::: Fragmento del documento :::
He observado muchas veces que Jesús no quiere que
haga provisiones. Me alimenta momento a momento con un alimento totalmente
nuevo, que encuentro en mí sin saber de dónde viene... Creo simplemente que
Jesús mismo, escondido en el fondo de mi pobre corazón, es quien me concede la
gracia de actuar en mí y quien me hace descubrir lo que él quiere que haga en
cada momento. Unos días antes de mi profesión tuve la dicha de recibir la
bendición del Sumo Pontífice. La había solicitado, a través del hermano Simeón,
para papá y para mí, y fue para mí una inmensa alegría el poder devolverle a mi
querido papaíto la gracia que él me había proporcionado llevándome a Roma. Por
fin, llegó el hermoso día de mis bodas. Fue un día sin nubes.
Pero la víspera,
se levantó en mi alma la mayor tormenta que había conocido en toda mi vida...
::: Información proporcionada :::
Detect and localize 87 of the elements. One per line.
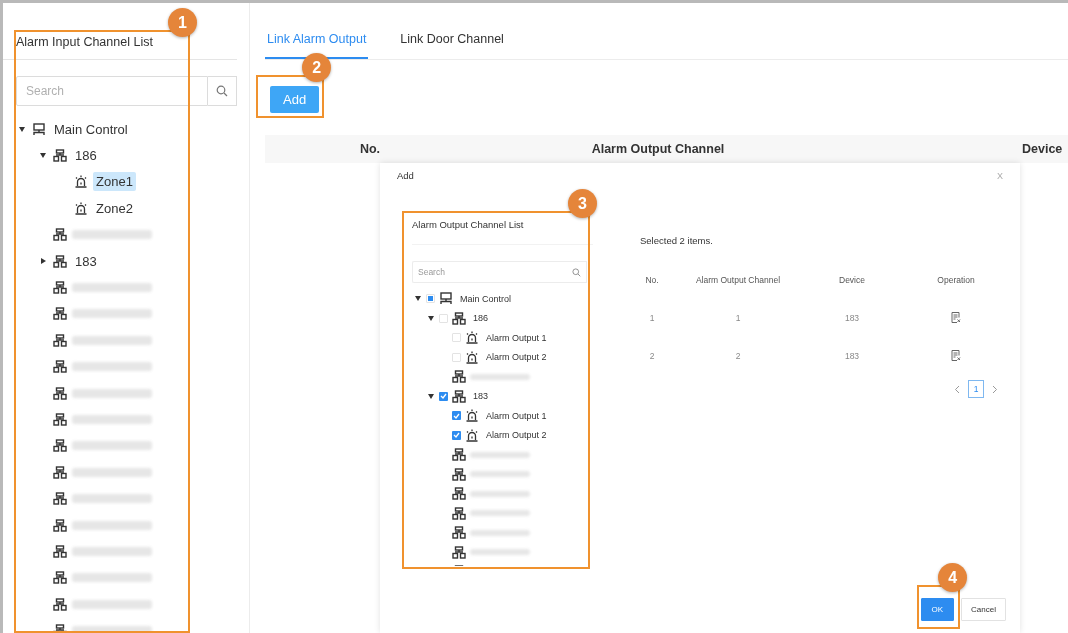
hierarchy-icon bbox=[452, 506, 466, 520]
table-cell-text: 183 bbox=[843, 350, 861, 363]
tree-item[interactable]: Alarm Output 1 bbox=[483, 408, 550, 423]
delete-icon[interactable] bbox=[951, 350, 961, 361]
search-button[interactable] bbox=[208, 76, 237, 106]
blurred-label bbox=[470, 490, 530, 497]
hierarchy-icon bbox=[53, 413, 67, 426]
column-header: No. bbox=[358, 142, 382, 156]
siren-icon bbox=[465, 350, 479, 364]
column-header: Device bbox=[1021, 142, 1064, 156]
hierarchy-icon bbox=[53, 465, 67, 479]
tree-item[interactable]: Main Control bbox=[51, 119, 131, 139]
step-marker: 2 bbox=[302, 53, 332, 82]
hierarchy-icon bbox=[53, 254, 67, 268]
tree-item[interactable]: Zone1 bbox=[93, 172, 136, 192]
search-icon bbox=[216, 85, 228, 97]
search-field[interactable]: Search bbox=[16, 76, 208, 106]
hierarchy-icon bbox=[53, 149, 67, 163]
table-cell-text: 183 bbox=[843, 312, 861, 325]
column-header: Device bbox=[838, 274, 866, 287]
blurred-label bbox=[470, 451, 530, 458]
hierarchy-icon bbox=[53, 439, 67, 453]
page-button[interactable]: 1 bbox=[968, 380, 984, 398]
checkbox[interactable] bbox=[452, 333, 461, 343]
column-header: No. bbox=[644, 274, 660, 287]
tree-item[interactable]: 186 bbox=[470, 311, 492, 326]
hierarchy-icon bbox=[53, 492, 67, 506]
hierarchy-icon bbox=[53, 281, 67, 295]
table-cell-text: 1 bbox=[734, 312, 742, 325]
siren-icon bbox=[465, 409, 479, 423]
column-header: Alarm Output Channel bbox=[694, 274, 782, 287]
checkbox[interactable] bbox=[452, 352, 461, 362]
table-cell-text: 2 bbox=[648, 350, 656, 363]
hierarchy-icon bbox=[53, 544, 67, 558]
hierarchy-icon bbox=[53, 571, 67, 585]
hierarchy-icon bbox=[452, 448, 466, 462]
hierarchy-icon bbox=[452, 526, 466, 540]
tree-item[interactable]: Alarm Output 2 bbox=[483, 428, 550, 443]
cancel-button[interactable]: Cancel bbox=[961, 598, 1006, 621]
hierarchy-icon bbox=[53, 386, 67, 400]
hierarchy-icon bbox=[53, 333, 67, 347]
siren-icon bbox=[74, 175, 88, 189]
hierarchy-icon bbox=[53, 307, 67, 321]
network-icon bbox=[439, 292, 453, 306]
step-marker: 1 bbox=[168, 8, 197, 37]
network-icon bbox=[32, 122, 46, 136]
table-cell-text: 2 bbox=[734, 350, 742, 363]
column-header: Operation bbox=[936, 274, 976, 287]
checkbox[interactable] bbox=[439, 391, 448, 401]
hierarchy-icon bbox=[53, 360, 67, 374]
blurred-label bbox=[470, 510, 530, 517]
tree-item[interactable]: 183 bbox=[470, 389, 492, 404]
blurred-label bbox=[470, 529, 530, 536]
hierarchy-icon bbox=[452, 487, 466, 501]
tree-item[interactable]: Alarm Output 2 bbox=[483, 350, 550, 365]
hierarchy-icon bbox=[452, 311, 466, 325]
tree-item[interactable]: Zone2 bbox=[93, 198, 136, 218]
hierarchy-icon bbox=[452, 545, 466, 559]
next-page-icon[interactable] bbox=[992, 384, 998, 394]
siren-icon bbox=[465, 428, 479, 442]
tree-item[interactable]: 186 bbox=[72, 146, 100, 166]
checkbox[interactable] bbox=[426, 294, 435, 304]
tab[interactable]: Link Door Channel bbox=[398, 32, 506, 59]
checkbox[interactable] bbox=[452, 430, 461, 440]
siren-icon bbox=[465, 331, 479, 345]
hierarchy-icon bbox=[53, 518, 67, 532]
hierarchy-icon bbox=[452, 467, 466, 481]
table-cell-text: 1 bbox=[648, 312, 656, 325]
siren-icon bbox=[74, 201, 88, 215]
blurred-label bbox=[470, 373, 530, 380]
dialog-title: Add bbox=[397, 170, 414, 181]
tree-item[interactable]: Alarm Output 1 bbox=[483, 330, 550, 345]
hierarchy-icon bbox=[452, 389, 466, 403]
delete-icon[interactable] bbox=[951, 312, 961, 323]
hierarchy-icon bbox=[53, 597, 67, 611]
previous-page-icon[interactable] bbox=[954, 384, 960, 394]
hierarchy-icon bbox=[452, 370, 466, 384]
tree-item[interactable]: 183 bbox=[72, 251, 100, 271]
selection-summary: Selected 2 items. bbox=[639, 234, 714, 246]
blurred-label bbox=[470, 549, 530, 556]
hierarchy-icon bbox=[53, 228, 67, 242]
checkbox[interactable] bbox=[439, 313, 448, 323]
checkbox[interactable] bbox=[452, 411, 461, 421]
tree-item[interactable]: Main Control bbox=[457, 291, 515, 306]
column-header: Alarm Output Channel bbox=[590, 142, 726, 156]
blurred-label bbox=[470, 471, 530, 478]
panel-title: Alarm Output Channel List bbox=[412, 219, 593, 245]
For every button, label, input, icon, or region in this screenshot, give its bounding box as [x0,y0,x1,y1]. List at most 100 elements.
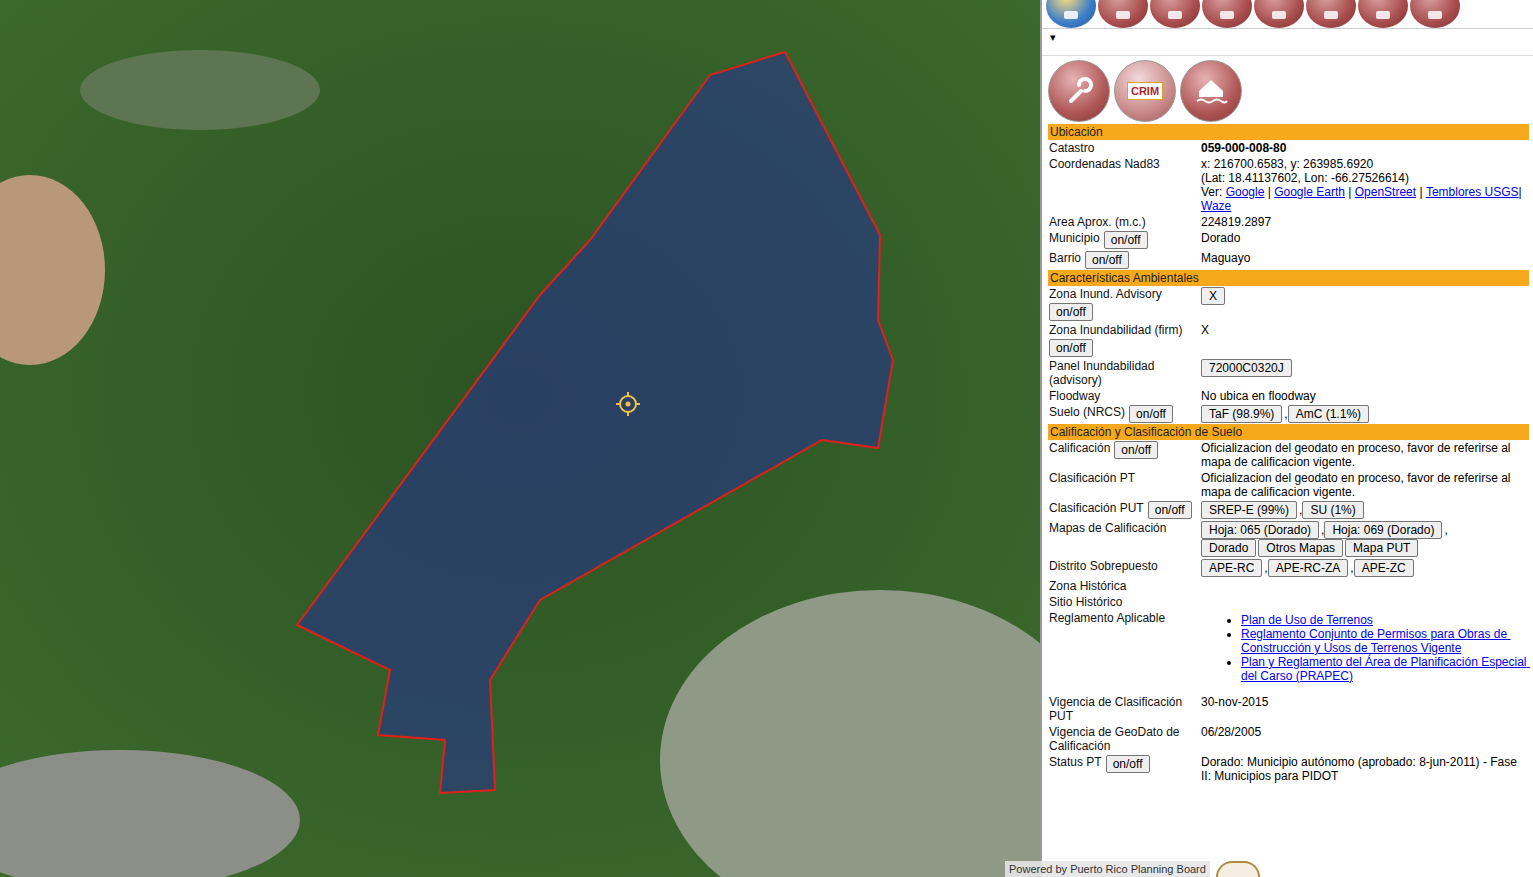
info-row: Distrito SobrepuestoAPE-RC,APE-RC-ZA,APE… [1048,558,1529,578]
toggle-button[interactable]: on/off [1085,251,1129,269]
toggle-button[interactable]: on/off [1049,339,1093,357]
value-button[interactable]: AmC (1.1%) [1288,405,1369,423]
value-button[interactable]: SU (1%) [1302,501,1363,519]
toggle-button[interactable]: on/off [1114,441,1158,459]
value-button[interactable]: 72000C0320J [1201,359,1292,377]
value-text: X [1201,323,1209,337]
row-label: Reglamento Aplicable [1049,611,1199,693]
row-label: Suelo (NRCS)on/off [1049,405,1199,423]
gis-viewer: ▾CRIMUbicaciónCatastro059-000-008-80Coor… [0,0,1533,877]
layers-icon[interactable] [1098,0,1148,28]
value-text: 224819.2897 [1201,215,1271,229]
stack-icon[interactable] [1150,0,1200,28]
link[interactable]: OpenStreet [1355,185,1416,199]
row-value: 72000C0320J [1201,359,1529,387]
value-button[interactable]: X [1201,287,1225,305]
row-value: No ubica en floodway [1201,389,1529,403]
link[interactable]: Temblores USGS [1426,185,1519,199]
dropdown-bar[interactable]: ▾ [1042,28,1533,56]
value-button[interactable]: Hoja: 065 (Dorado) [1201,521,1319,539]
info-row: Calificaciónon/offOficializacion del geo… [1048,440,1529,470]
value-text: 06/28/2005 [1201,725,1261,739]
link[interactable]: Reglamento Conjunto de Permisos para Obr… [1241,627,1511,655]
value-button[interactable]: Mapa PUT [1345,539,1418,557]
value-text: Oficializacion del geodato en proceso, f… [1201,441,1529,469]
toggle-button[interactable]: on/off [1129,405,1173,423]
search-icon[interactable] [1254,0,1304,28]
parcel-boundary[interactable] [297,52,893,793]
row-label: Barrioon/off [1049,251,1199,269]
measure-icon[interactable] [1306,0,1356,28]
info-row: Clasificación PTOficializacion del geoda… [1048,470,1529,500]
value-button[interactable]: APE-RC-ZA [1268,559,1349,577]
info-row: Suelo (NRCS)on/offTaF (98.9%),AmC (1.1%) [1048,404,1529,424]
value-text: Ver: [1201,185,1226,199]
dropdown-arrow[interactable]: ▾ [1050,31,1056,43]
row-label: Mapas de Calificación [1049,521,1199,557]
info-row: Barrioon/offMaguayo [1048,250,1529,270]
toggle-button[interactable]: on/off [1106,755,1150,773]
link[interactable]: Google Earth [1274,185,1345,199]
toggle-button[interactable]: on/off [1049,303,1093,321]
section-header: Características Ambientales [1048,270,1529,286]
info-row: FloodwayNo ubica en floodway [1048,388,1529,404]
info-table: UbicaciónCatastro059-000-008-80Coordenad… [1042,124,1533,784]
link[interactable]: Google [1226,185,1265,199]
row-label: Floodway [1049,389,1199,403]
link[interactable]: Waze [1201,199,1231,213]
value-text: Maguayo [1201,251,1250,265]
value-button[interactable]: APE-ZC [1354,559,1414,577]
row-label: Clasificación PT [1049,471,1199,499]
satellite-map[interactable] [0,0,1040,877]
globe-icon[interactable] [1046,0,1096,28]
row-value: Dorado: Municipio autónomo (aprobado: 8-… [1201,755,1529,783]
row-label: Vigencia de Clasificación PUT [1049,695,1199,723]
section-header: Ubicación [1048,124,1529,140]
row-label: Clasificación PUTon/off [1049,501,1199,519]
regulation-item: Plan y Reglamento del Área de Planificac… [1241,655,1529,683]
flood-house-icon[interactable] [1180,60,1242,122]
info-row: Area Aprox. (m.c.)224819.2897 [1048,214,1529,230]
value-text: (Lat: 18.41137602, Lon: -66.27526614) [1201,171,1409,185]
row-value: 224819.2897 [1201,215,1529,229]
value-button[interactable]: Hoja: 069 (Dorado) [1324,521,1442,539]
row-value: Oficializacion del geodato en proceso, f… [1201,471,1529,499]
value-text: | [1345,185,1355,199]
link[interactable]: Plan y Reglamento del Área de Planificac… [1241,655,1530,683]
value-text: 059-000-008-80 [1201,141,1286,155]
row-value [1201,579,1529,593]
row-value: 30-nov-2015 [1201,695,1529,723]
row-value: Hoja: 065 (Dorado),Hoja: 069 (Dorado),Do… [1201,521,1529,557]
value-button[interactable]: Dorado [1201,539,1256,557]
info-row: Zona Histórica [1048,578,1529,594]
row-value: APE-RC,APE-RC-ZA,APE-ZC [1201,559,1529,577]
value-text: | [1416,185,1426,199]
print-icon[interactable] [1202,0,1252,28]
value-text: 30-nov-2015 [1201,695,1268,709]
seal-icon [1216,861,1260,877]
info-row: Mapas de CalificaciónHoja: 065 (Dorado),… [1048,520,1529,558]
row-label: Vigencia de GeoDato de Calificación [1049,725,1199,753]
row-label: Zona Histórica [1049,579,1199,593]
crim-logo[interactable]: CRIM [1114,60,1176,122]
crosshair-icon [616,392,640,416]
info-row: Catastro059-000-008-80 [1048,140,1529,156]
row-value: 06/28/2005 [1201,725,1529,753]
row-value: 059-000-008-80 [1201,141,1529,155]
link-icon[interactable] [1048,60,1110,122]
row-label: Sitio Histórico [1049,595,1199,609]
toggle-button[interactable]: on/off [1148,501,1192,519]
value-button[interactable]: SREP-E (99%) [1201,501,1297,519]
value-button[interactable]: APE-RC [1201,559,1262,577]
info-row: Coordenadas Nad83x: 216700.6583, y: 2639… [1048,156,1529,214]
toggle-button[interactable]: on/off [1104,231,1148,249]
info-row: Panel Inundabilidad (advisory)72000C0320… [1048,358,1529,388]
map-view[interactable] [0,0,1040,877]
printer-icon[interactable] [1358,0,1408,28]
help-icon[interactable] [1410,0,1460,28]
value-button[interactable]: TaF (98.9%) [1201,405,1282,423]
row-value: TaF (98.9%),AmC (1.1%) [1201,405,1529,423]
value-text: x: 216700.6583, y: 263985.6920 [1201,157,1373,171]
link[interactable]: Plan de Uso de Terrenos [1241,613,1373,627]
value-button[interactable]: Otros Mapas [1258,539,1343,557]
:::
_Tarea pendiente_
Por favor, extrae literalmente del fragmento del documento el texto comprendido entre "He observado muchas" y "día sin nubes.", ambos incluidos.

_Tarea completada_
He observado muchas veces que Jesús no quiere que
haga provisiones. Me alimenta momento a momento con un alimento totalmente
nuevo, que encuentro en mí sin saber de dónde viene... Creo simplemente que
Jesús mismo, escondido en el fondo de mi pobre corazón, es quien me concede la
gracia de actuar en mí y quien me hace descubrir lo que él quiere que haga en
cada momento. Unos días antes de mi profesión tuve la dicha de recibir la
bendición del Sumo Pontífice. La había solicitado, a través del hermano Simeón,
para papá y para mí, y fue para mí una inmensa alegría el poder devolverle a mi
querido papaíto la gracia que él me había proporcionado llevándome a Roma. Por
fin, llegó el hermoso día de mis bodas. Fue un día sin nubes.